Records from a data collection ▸
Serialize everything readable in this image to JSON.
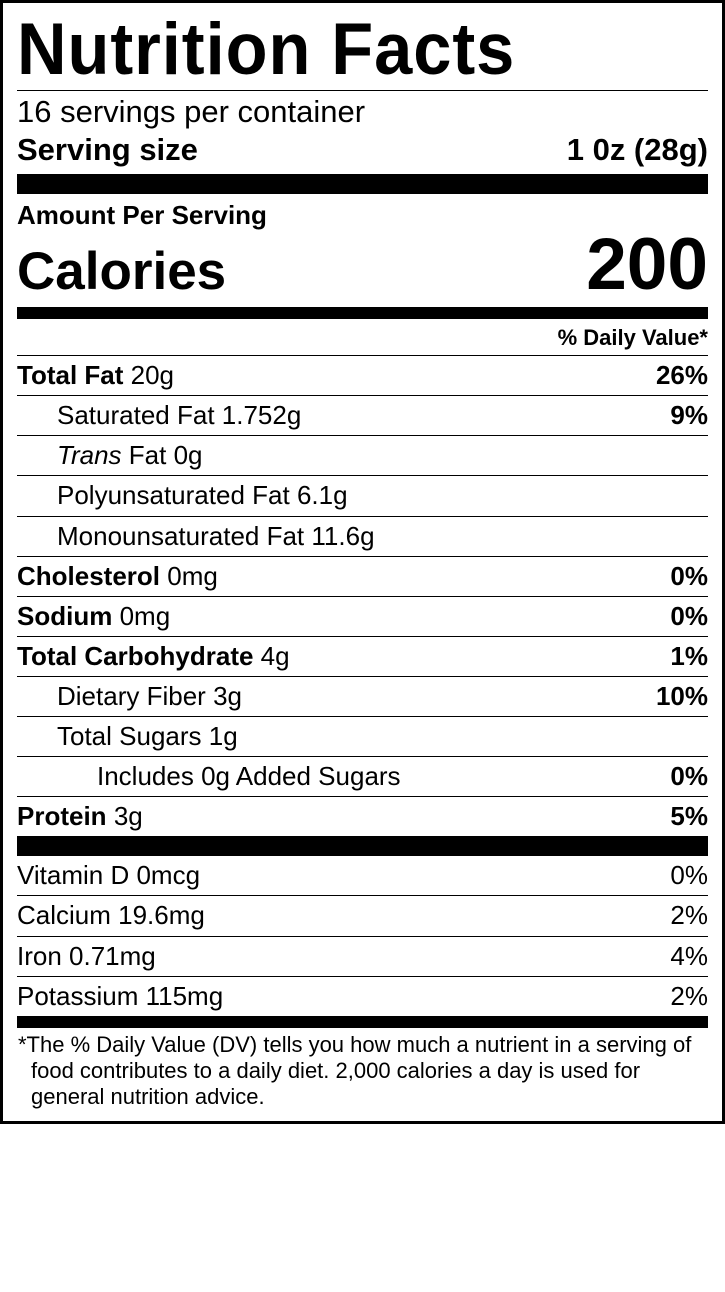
{
  "title": "Nutrition Facts",
  "servings_per_container": "16 servings per container",
  "serving_size_label": "Serving size",
  "serving_size_value": "1 0z (28g)",
  "amount_per_serving": "Amount Per Serving",
  "calories_label": "Calories",
  "calories_value": "200",
  "daily_value_header": "% Daily Value*",
  "nutrients": {
    "total_fat": {
      "label": "Total Fat",
      "amount": "20g",
      "dv": "26%"
    },
    "sat_fat": {
      "label": "Saturated Fat",
      "amount": "1.752g",
      "dv": "9%"
    },
    "trans_fat": {
      "prefix_italic": "Trans",
      "suffix": " Fat",
      "amount": "0g"
    },
    "poly_fat": {
      "label": "Polyunsaturated Fat",
      "amount": "6.1g"
    },
    "mono_fat": {
      "label": "Monounsaturated Fat",
      "amount": "11.6g"
    },
    "cholesterol": {
      "label": "Cholesterol",
      "amount": "0mg",
      "dv": "0%"
    },
    "sodium": {
      "label": "Sodium",
      "amount": "0mg",
      "dv": "0%"
    },
    "total_carb": {
      "label": "Total Carbohydrate",
      "amount": "4g",
      "dv": "1%"
    },
    "fiber": {
      "label": "Dietary Fiber",
      "amount": "3g",
      "dv": "10%"
    },
    "sugars": {
      "label": "Total Sugars",
      "amount": "1g"
    },
    "added_sugars": {
      "text": "Includes 0g Added Sugars",
      "dv": "0%"
    },
    "protein": {
      "label": "Protein",
      "amount": "3g",
      "dv": "5%"
    }
  },
  "vitamins": {
    "vitd": {
      "text": "Vitamin D 0mcg",
      "dv": "0%"
    },
    "calcium": {
      "text": "Calcium 19.6mg",
      "dv": "2%"
    },
    "iron": {
      "text": "Iron 0.71mg",
      "dv": "4%"
    },
    "potassium": {
      "text": "Potassium 115mg",
      "dv": "2%"
    }
  },
  "footnote": "*The % Daily Value (DV) tells you how much a nutrient in a serving of food contributes to a daily diet. 2,000 calories a day is used for general nutrition advice."
}
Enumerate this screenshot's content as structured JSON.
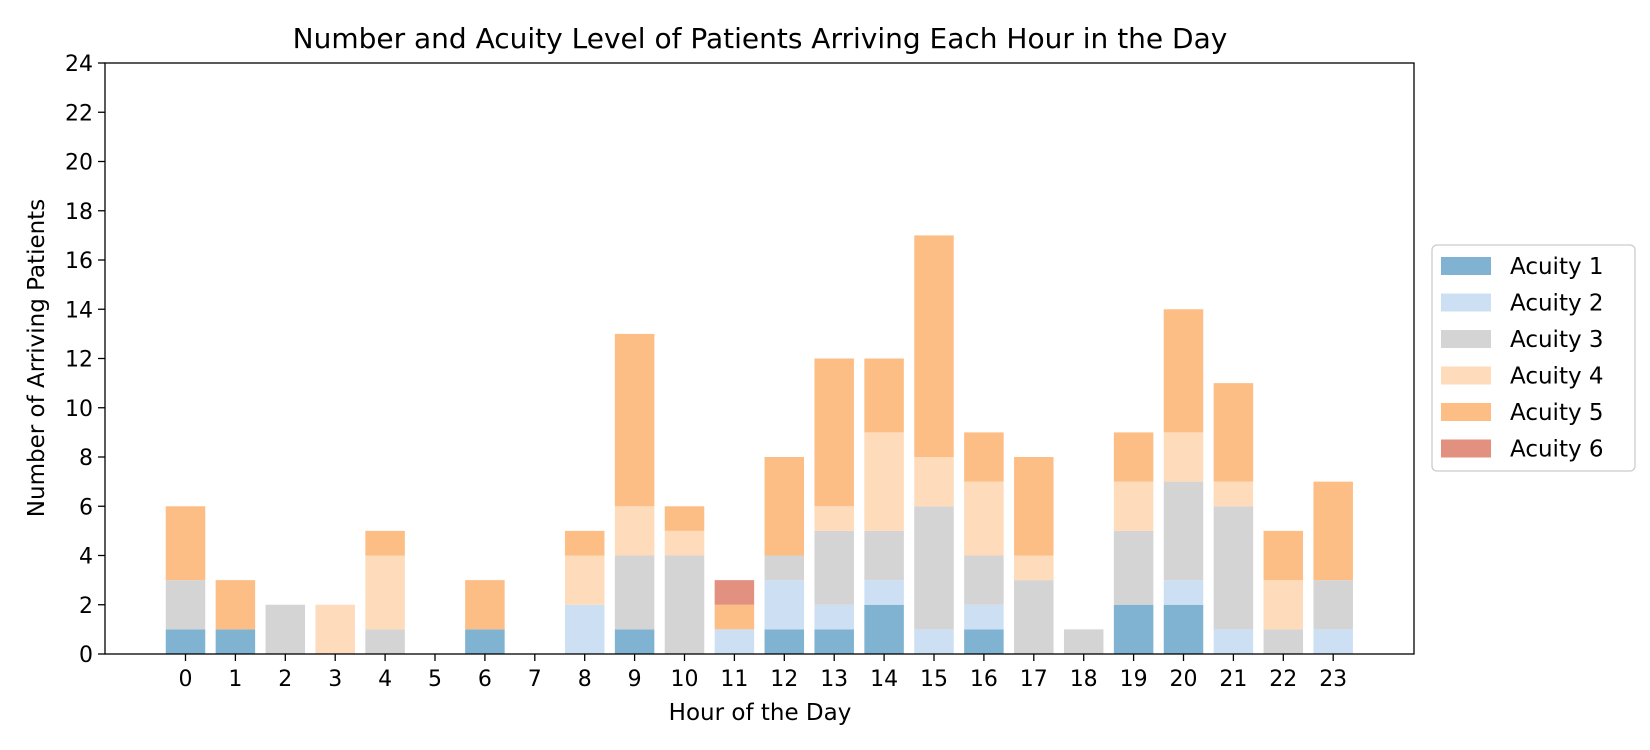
{
  "chart_data": {
    "type": "bar",
    "stacked": true,
    "title": "Number and Acuity Level of Patients Arriving Each Hour in the Day",
    "xlabel": "Hour of the Day",
    "ylabel": "Number of Arriving Patients",
    "ylim": [
      0,
      24
    ],
    "yticks": [
      "0",
      "2",
      "4",
      "6",
      "8",
      "10",
      "12",
      "14",
      "16",
      "18",
      "20",
      "22",
      "24"
    ],
    "categories": [
      "0",
      "1",
      "2",
      "3",
      "4",
      "5",
      "6",
      "7",
      "8",
      "9",
      "10",
      "11",
      "12",
      "13",
      "14",
      "15",
      "16",
      "17",
      "18",
      "19",
      "20",
      "21",
      "22",
      "23"
    ],
    "grid": false,
    "legend_position": "right",
    "series": [
      {
        "name": "Acuity 1",
        "color": "#7fb3d1",
        "values": [
          1,
          1,
          0,
          0,
          0,
          0,
          1,
          0,
          0,
          1,
          0,
          0,
          1,
          1,
          2,
          0,
          1,
          0,
          0,
          2,
          2,
          0,
          0,
          0
        ]
      },
      {
        "name": "Acuity 2",
        "color": "#cde0f3",
        "values": [
          0,
          0,
          0,
          0,
          0,
          0,
          0,
          0,
          2,
          0,
          0,
          1,
          2,
          1,
          1,
          1,
          1,
          0,
          0,
          0,
          1,
          1,
          0,
          1
        ]
      },
      {
        "name": "Acuity 3",
        "color": "#d4d4d4",
        "values": [
          2,
          0,
          2,
          0,
          1,
          0,
          0,
          0,
          0,
          3,
          4,
          0,
          1,
          3,
          2,
          5,
          2,
          3,
          1,
          3,
          4,
          5,
          1,
          2
        ]
      },
      {
        "name": "Acuity 4",
        "color": "#fddbbb",
        "values": [
          0,
          0,
          0,
          2,
          3,
          0,
          0,
          0,
          2,
          2,
          1,
          0,
          0,
          1,
          4,
          2,
          3,
          1,
          0,
          2,
          2,
          1,
          2,
          0
        ]
      },
      {
        "name": "Acuity 5",
        "color": "#fdbe86",
        "values": [
          3,
          2,
          0,
          0,
          1,
          0,
          2,
          0,
          1,
          7,
          1,
          1,
          4,
          6,
          3,
          9,
          2,
          4,
          0,
          2,
          5,
          4,
          2,
          4
        ]
      },
      {
        "name": "Acuity 6",
        "color": "#e2907f",
        "values": [
          0,
          0,
          0,
          0,
          0,
          0,
          0,
          0,
          0,
          0,
          0,
          1,
          0,
          0,
          0,
          0,
          0,
          0,
          0,
          0,
          0,
          0,
          0,
          0
        ]
      }
    ]
  }
}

What you have to do ▸ Every entry above is to be copied verbatim, with the pictures removed.

Worked solution ▸
Serialize everything readable in this image to JSON.
{
  "title": "Nutrition Facts",
  "servings_per_container": "16 servings per container",
  "serving_size_label": "Serving size",
  "serving_size_value": "1 0z (28g)",
  "amount_per_serving": "Amount Per Serving",
  "calories_label": "Calories",
  "calories_value": "200",
  "daily_value_header": "% Daily Value*",
  "nutrients": {
    "total_fat": {
      "label": "Total Fat",
      "amount": "20g",
      "dv": "26%"
    },
    "sat_fat": {
      "label": "Saturated Fat",
      "amount": "1.752g",
      "dv": "9%"
    },
    "trans_fat": {
      "prefix_italic": "Trans",
      "suffix": " Fat",
      "amount": "0g"
    },
    "poly_fat": {
      "label": "Polyunsaturated Fat",
      "amount": "6.1g"
    },
    "mono_fat": {
      "label": "Monounsaturated Fat",
      "amount": "11.6g"
    },
    "cholesterol": {
      "label": "Cholesterol",
      "amount": "0mg",
      "dv": "0%"
    },
    "sodium": {
      "label": "Sodium",
      "amount": "0mg",
      "dv": "0%"
    },
    "total_carb": {
      "label": "Total Carbohydrate",
      "amount": "4g",
      "dv": "1%"
    },
    "fiber": {
      "label": "Dietary Fiber",
      "amount": "3g",
      "dv": "10%"
    },
    "sugars": {
      "label": "Total Sugars",
      "amount": "1g"
    },
    "added_sugars": {
      "text": "Includes 0g Added Sugars",
      "dv": "0%"
    },
    "protein": {
      "label": "Protein",
      "amount": "3g",
      "dv": "5%"
    }
  },
  "vitamins": {
    "vitd": {
      "text": "Vitamin D 0mcg",
      "dv": "0%"
    },
    "calcium": {
      "text": "Calcium 19.6mg",
      "dv": "2%"
    },
    "iron": {
      "text": "Iron 0.71mg",
      "dv": "4%"
    },
    "potassium": {
      "text": "Potassium 115mg",
      "dv": "2%"
    }
  },
  "footnote": "*The % Daily Value (DV) tells you how much a nutrient in a serving of food contributes to a daily diet. 2,000 calories a day is used for general nutrition advice."
}
Enumerate this screenshot's content as structured JSON.
{
  "chart_data": {
    "type": "bar",
    "stacked": true,
    "title": "Number and Acuity Level of Patients Arriving Each Hour in the Day",
    "xlabel": "Hour of the Day",
    "ylabel": "Number of Arriving Patients",
    "ylim": [
      0,
      24
    ],
    "yticks": [
      "0",
      "2",
      "4",
      "6",
      "8",
      "10",
      "12",
      "14",
      "16",
      "18",
      "20",
      "22",
      "24"
    ],
    "categories": [
      "0",
      "1",
      "2",
      "3",
      "4",
      "5",
      "6",
      "7",
      "8",
      "9",
      "10",
      "11",
      "12",
      "13",
      "14",
      "15",
      "16",
      "17",
      "18",
      "19",
      "20",
      "21",
      "22",
      "23"
    ],
    "grid": false,
    "legend_position": "right",
    "series": [
      {
        "name": "Acuity 1",
        "color": "#7fb3d1",
        "values": [
          1,
          1,
          0,
          0,
          0,
          0,
          1,
          0,
          0,
          1,
          0,
          0,
          1,
          1,
          2,
          0,
          1,
          0,
          0,
          2,
          2,
          0,
          0,
          0
        ]
      },
      {
        "name": "Acuity 2",
        "color": "#cde0f3",
        "values": [
          0,
          0,
          0,
          0,
          0,
          0,
          0,
          0,
          2,
          0,
          0,
          1,
          2,
          1,
          1,
          1,
          1,
          0,
          0,
          0,
          1,
          1,
          0,
          1
        ]
      },
      {
        "name": "Acuity 3",
        "color": "#d4d4d4",
        "values": [
          2,
          0,
          2,
          0,
          1,
          0,
          0,
          0,
          0,
          3,
          4,
          0,
          1,
          3,
          2,
          5,
          2,
          3,
          1,
          3,
          4,
          5,
          1,
          2
        ]
      },
      {
        "name": "Acuity 4",
        "color": "#fddbbb",
        "values": [
          0,
          0,
          0,
          2,
          3,
          0,
          0,
          0,
          2,
          2,
          1,
          0,
          0,
          1,
          4,
          2,
          3,
          1,
          0,
          2,
          2,
          1,
          2,
          0
        ]
      },
      {
        "name": "Acuity 5",
        "color": "#fdbe86",
        "values": [
          3,
          2,
          0,
          0,
          1,
          0,
          2,
          0,
          1,
          7,
          1,
          1,
          4,
          6,
          3,
          9,
          2,
          4,
          0,
          2,
          5,
          4,
          2,
          4
        ]
      },
      {
        "name": "Acuity 6",
        "color": "#e2907f",
        "values": [
          0,
          0,
          0,
          0,
          0,
          0,
          0,
          0,
          0,
          0,
          0,
          1,
          0,
          0,
          0,
          0,
          0,
          0,
          0,
          0,
          0,
          0,
          0,
          0
        ]
      }
    ]
  }
}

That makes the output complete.